Work instructions
Only the number is needed: how many lines of the records include "para"?

* start Data supplied *

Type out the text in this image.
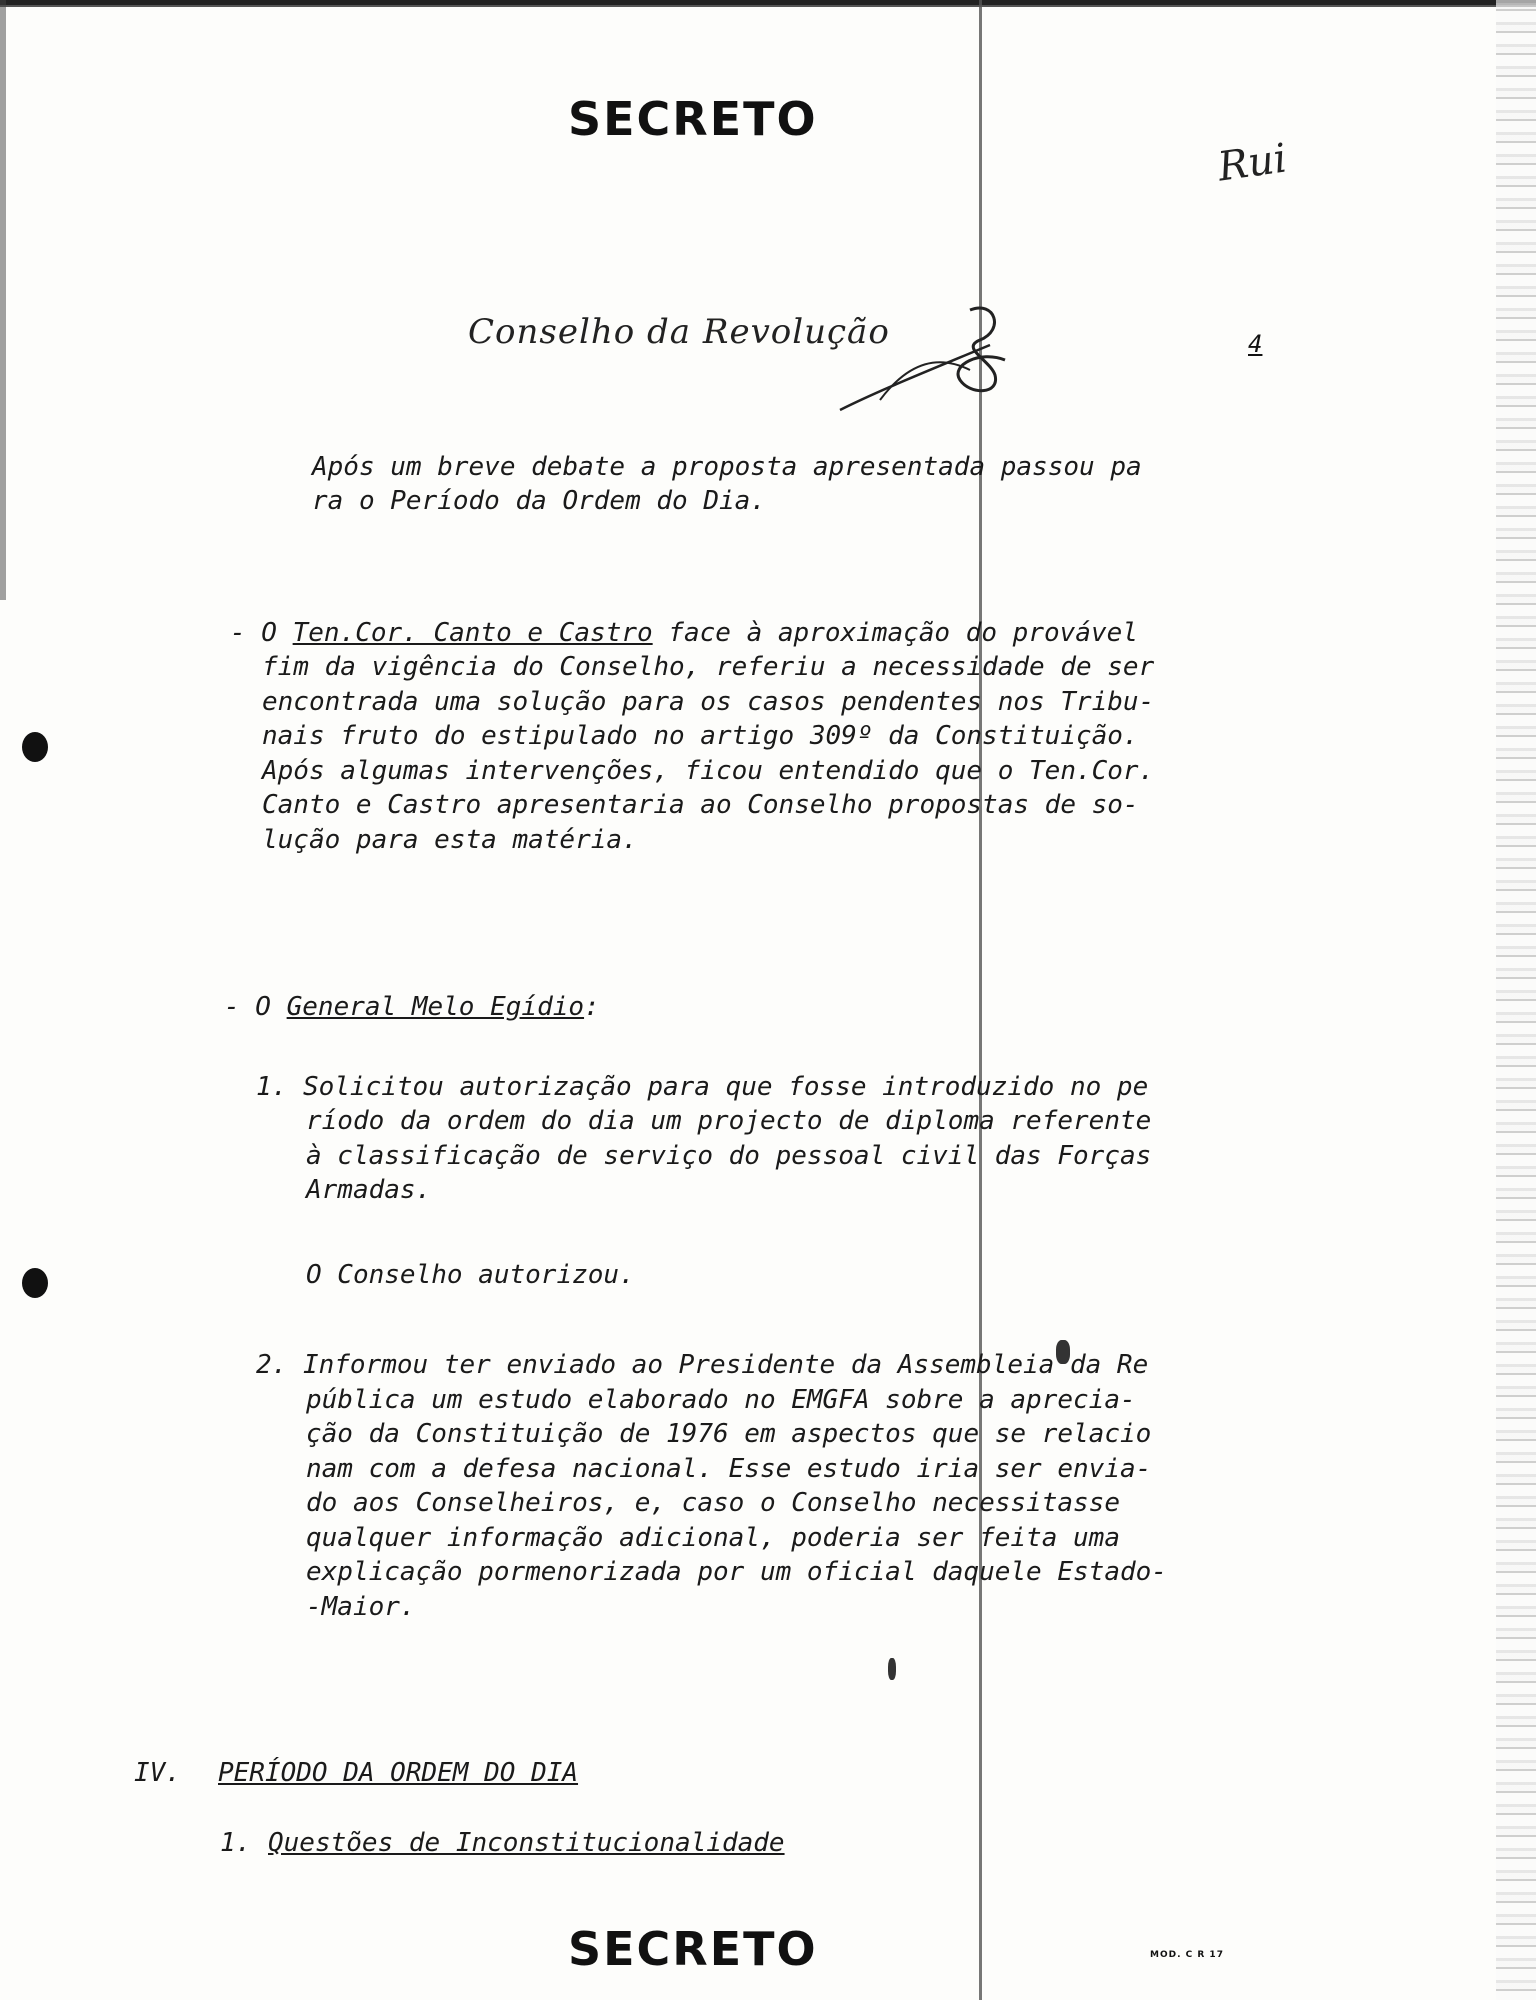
SECRETO
Rui
Conselho da Revolução	4
Após um breve debate a proposta apresentada passou pa
ra o Período da Ordem do Dia.
- O Ten.Cor. Canto e Castro face à aproximação do provável
fim da vigência do Conselho, referiu a necessidade de ser
encontrada uma solução para os casos pendentes nos Tribu-
nais fruto do estipulado no artigo 309º da Constituição.
Após algumas intervenções, ficou entendido que o Ten.Cor.
Canto e Castro apresentaria ao Conselho propostas de so-
lução para esta matéria.
- O General Melo Egídio:
1. Solicitou autorização para que fosse introduzido no pe
ríodo da ordem do dia um projecto de diploma referente
à classificação de serviço do pessoal civil das Forças
Armadas.
O Conselho autorizou.
2. Informou ter enviado ao Presidente da Assembleia da Re
pública um estudo elaborado no EMGFA sobre a aprecia-
ção da Constituição de 1976 em aspectos que se relacio
nam com a defesa nacional. Esse estudo iria ser envia-
do aos Conselheiros, e, caso o Conselho necessitasse
qualquer informação adicional, poderia ser feita uma
explicação pormenorizada por um oficial daquele Estado-
-Maior.
IV. PERÍODO DA ORDEM DO DIA
1. Questões de Inconstitucionalidade
SECRETO	MOD. C R 17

* end Data supplied *

Correct output
3